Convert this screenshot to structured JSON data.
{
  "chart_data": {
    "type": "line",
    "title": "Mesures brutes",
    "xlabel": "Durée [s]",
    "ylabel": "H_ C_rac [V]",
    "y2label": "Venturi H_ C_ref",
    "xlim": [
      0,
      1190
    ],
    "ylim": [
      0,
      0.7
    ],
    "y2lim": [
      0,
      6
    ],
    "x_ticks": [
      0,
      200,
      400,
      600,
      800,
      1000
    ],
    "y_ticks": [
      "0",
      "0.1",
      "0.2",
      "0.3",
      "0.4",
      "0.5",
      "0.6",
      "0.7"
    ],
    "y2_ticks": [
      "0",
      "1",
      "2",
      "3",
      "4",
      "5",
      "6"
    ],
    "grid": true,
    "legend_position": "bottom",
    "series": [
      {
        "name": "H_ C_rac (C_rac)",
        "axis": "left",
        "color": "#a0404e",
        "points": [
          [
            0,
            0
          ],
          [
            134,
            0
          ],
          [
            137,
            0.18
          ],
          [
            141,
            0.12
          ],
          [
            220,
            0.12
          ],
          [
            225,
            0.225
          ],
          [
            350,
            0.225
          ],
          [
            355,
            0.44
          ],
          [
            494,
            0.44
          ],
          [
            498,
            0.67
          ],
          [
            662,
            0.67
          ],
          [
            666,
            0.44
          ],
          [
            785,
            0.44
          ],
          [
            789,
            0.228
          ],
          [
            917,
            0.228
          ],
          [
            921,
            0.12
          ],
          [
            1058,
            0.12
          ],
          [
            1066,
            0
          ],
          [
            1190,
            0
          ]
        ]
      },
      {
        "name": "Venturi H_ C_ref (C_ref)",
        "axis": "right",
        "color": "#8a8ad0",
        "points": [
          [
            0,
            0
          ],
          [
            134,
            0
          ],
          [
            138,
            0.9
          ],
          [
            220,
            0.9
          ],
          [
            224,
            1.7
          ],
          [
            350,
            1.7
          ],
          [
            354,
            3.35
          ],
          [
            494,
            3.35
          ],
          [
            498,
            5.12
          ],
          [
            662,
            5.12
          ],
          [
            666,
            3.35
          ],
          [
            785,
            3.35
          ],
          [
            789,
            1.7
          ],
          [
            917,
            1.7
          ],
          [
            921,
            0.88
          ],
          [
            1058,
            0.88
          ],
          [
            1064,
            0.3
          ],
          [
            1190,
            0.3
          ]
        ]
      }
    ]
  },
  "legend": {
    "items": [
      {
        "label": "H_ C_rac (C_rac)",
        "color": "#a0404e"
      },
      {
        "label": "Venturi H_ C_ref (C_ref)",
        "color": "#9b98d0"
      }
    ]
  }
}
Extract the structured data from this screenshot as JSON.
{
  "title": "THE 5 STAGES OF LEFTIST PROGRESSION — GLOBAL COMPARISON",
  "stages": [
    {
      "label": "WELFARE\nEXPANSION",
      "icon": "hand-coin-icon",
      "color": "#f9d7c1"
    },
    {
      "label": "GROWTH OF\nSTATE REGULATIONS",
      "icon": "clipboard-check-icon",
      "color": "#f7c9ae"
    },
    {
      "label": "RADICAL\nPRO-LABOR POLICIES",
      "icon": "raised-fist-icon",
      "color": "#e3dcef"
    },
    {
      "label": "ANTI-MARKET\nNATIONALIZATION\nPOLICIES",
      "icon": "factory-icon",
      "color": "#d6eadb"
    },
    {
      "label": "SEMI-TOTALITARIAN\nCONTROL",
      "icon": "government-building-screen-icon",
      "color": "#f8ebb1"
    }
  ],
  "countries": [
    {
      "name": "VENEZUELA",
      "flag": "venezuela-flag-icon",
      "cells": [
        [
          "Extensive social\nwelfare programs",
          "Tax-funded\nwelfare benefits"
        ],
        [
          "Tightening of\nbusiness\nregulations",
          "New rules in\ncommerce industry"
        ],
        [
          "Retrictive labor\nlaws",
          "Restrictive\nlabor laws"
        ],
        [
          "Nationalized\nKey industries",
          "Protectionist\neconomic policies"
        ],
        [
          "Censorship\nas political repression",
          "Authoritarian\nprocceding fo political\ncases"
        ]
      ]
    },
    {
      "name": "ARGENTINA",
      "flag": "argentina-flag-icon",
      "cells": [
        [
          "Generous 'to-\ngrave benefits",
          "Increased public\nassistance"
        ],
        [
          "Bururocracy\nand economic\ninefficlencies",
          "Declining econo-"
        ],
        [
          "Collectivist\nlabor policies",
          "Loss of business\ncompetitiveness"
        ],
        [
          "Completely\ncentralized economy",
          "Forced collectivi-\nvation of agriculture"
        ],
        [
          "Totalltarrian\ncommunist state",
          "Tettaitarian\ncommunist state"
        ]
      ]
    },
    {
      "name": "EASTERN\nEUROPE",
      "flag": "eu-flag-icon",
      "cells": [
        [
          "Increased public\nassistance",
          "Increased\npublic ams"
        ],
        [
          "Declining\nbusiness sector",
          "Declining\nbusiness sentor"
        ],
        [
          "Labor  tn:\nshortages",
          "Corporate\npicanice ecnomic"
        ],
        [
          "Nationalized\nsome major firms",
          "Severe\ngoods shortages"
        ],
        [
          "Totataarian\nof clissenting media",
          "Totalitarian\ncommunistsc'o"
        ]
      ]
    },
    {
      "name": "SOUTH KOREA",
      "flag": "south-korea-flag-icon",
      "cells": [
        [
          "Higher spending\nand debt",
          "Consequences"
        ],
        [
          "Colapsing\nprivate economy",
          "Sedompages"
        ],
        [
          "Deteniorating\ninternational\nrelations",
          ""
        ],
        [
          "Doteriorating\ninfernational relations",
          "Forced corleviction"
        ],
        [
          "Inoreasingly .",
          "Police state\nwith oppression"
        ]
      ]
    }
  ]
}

□ □ □

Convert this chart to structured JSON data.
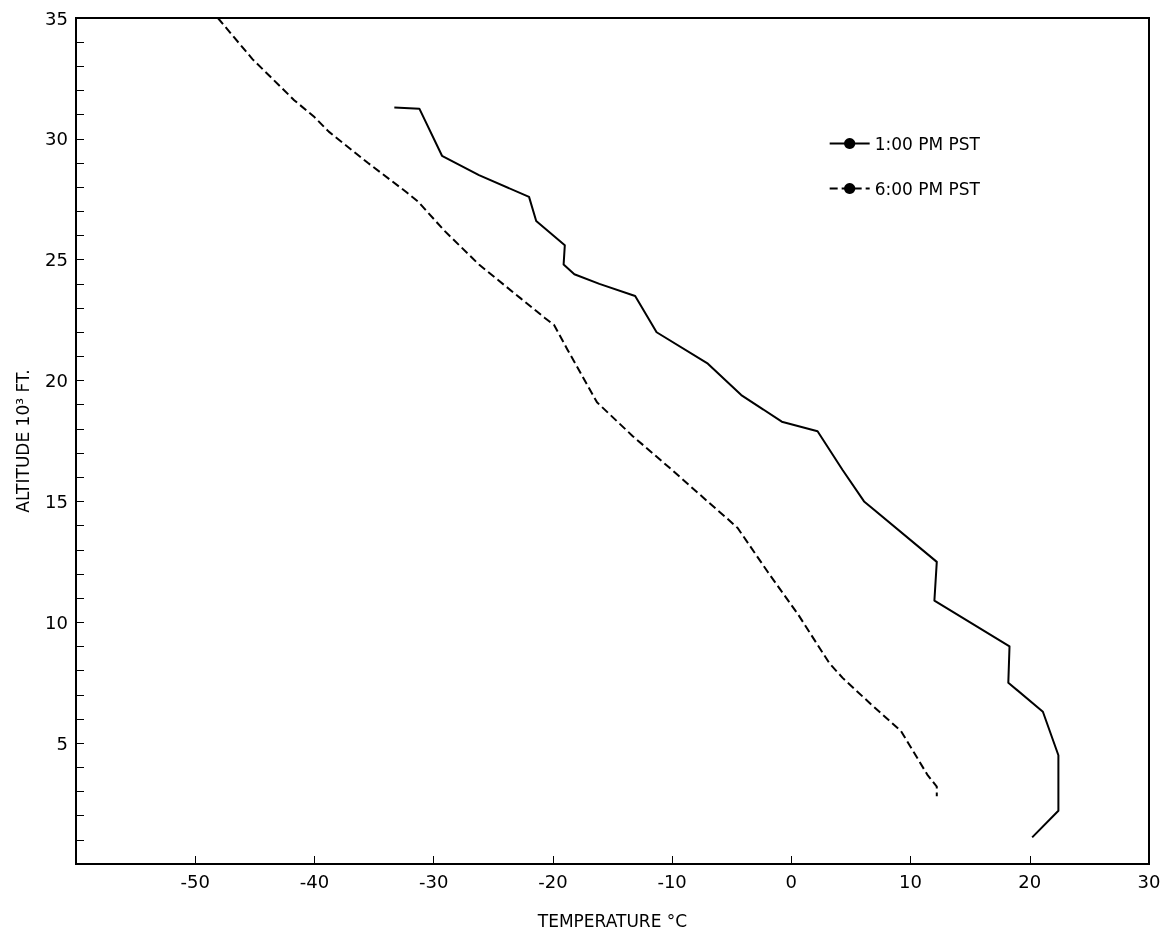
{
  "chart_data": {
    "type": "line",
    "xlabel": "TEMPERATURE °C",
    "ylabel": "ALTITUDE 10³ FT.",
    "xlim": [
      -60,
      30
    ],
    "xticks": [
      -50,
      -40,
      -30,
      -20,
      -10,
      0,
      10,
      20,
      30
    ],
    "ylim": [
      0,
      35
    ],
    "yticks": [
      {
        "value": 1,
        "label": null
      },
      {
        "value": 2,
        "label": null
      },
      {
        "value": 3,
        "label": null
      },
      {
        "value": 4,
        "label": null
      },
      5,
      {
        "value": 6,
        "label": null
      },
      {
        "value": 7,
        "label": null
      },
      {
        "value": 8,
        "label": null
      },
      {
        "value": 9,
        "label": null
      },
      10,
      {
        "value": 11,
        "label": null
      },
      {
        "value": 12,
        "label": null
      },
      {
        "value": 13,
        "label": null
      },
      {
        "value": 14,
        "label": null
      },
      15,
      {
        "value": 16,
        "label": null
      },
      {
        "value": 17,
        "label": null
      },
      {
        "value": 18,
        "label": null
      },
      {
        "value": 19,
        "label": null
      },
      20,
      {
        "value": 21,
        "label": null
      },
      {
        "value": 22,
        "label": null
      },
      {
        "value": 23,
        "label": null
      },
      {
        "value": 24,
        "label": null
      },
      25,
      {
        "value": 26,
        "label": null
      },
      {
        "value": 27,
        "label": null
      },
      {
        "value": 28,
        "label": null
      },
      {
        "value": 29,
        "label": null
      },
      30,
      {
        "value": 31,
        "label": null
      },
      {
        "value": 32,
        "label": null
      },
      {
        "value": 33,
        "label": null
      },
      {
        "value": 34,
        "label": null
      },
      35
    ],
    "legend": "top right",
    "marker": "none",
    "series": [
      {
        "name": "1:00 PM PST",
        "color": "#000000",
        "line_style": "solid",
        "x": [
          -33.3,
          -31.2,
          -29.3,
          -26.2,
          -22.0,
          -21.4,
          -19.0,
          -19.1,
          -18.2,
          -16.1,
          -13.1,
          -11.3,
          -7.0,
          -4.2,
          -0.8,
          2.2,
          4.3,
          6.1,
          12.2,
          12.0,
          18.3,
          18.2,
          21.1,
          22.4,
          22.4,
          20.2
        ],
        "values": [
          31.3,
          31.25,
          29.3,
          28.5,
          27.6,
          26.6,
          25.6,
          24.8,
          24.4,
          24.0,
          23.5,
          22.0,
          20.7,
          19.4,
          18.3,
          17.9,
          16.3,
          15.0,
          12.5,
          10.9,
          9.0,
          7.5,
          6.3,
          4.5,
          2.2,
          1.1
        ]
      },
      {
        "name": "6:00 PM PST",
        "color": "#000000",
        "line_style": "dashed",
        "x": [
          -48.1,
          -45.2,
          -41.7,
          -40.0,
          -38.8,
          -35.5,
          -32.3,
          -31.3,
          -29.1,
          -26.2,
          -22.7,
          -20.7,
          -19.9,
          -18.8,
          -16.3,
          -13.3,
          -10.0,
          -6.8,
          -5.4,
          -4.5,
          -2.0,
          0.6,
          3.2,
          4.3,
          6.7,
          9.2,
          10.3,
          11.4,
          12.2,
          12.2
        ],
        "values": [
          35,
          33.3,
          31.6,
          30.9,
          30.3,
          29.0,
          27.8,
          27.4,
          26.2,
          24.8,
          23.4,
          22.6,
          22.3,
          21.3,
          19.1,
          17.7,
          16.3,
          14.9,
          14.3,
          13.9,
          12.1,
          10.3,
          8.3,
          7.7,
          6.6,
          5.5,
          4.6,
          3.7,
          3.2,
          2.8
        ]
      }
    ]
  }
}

□ □ □

▸ **Exercise requirements**: Above are the records. Identify each line that contains the word "nbusiness".

▸ **Task response**:
          "Tightening of\nbusiness\nregulations",
          "Declining\nbusiness sector",
          "Declining\nbusiness sentor"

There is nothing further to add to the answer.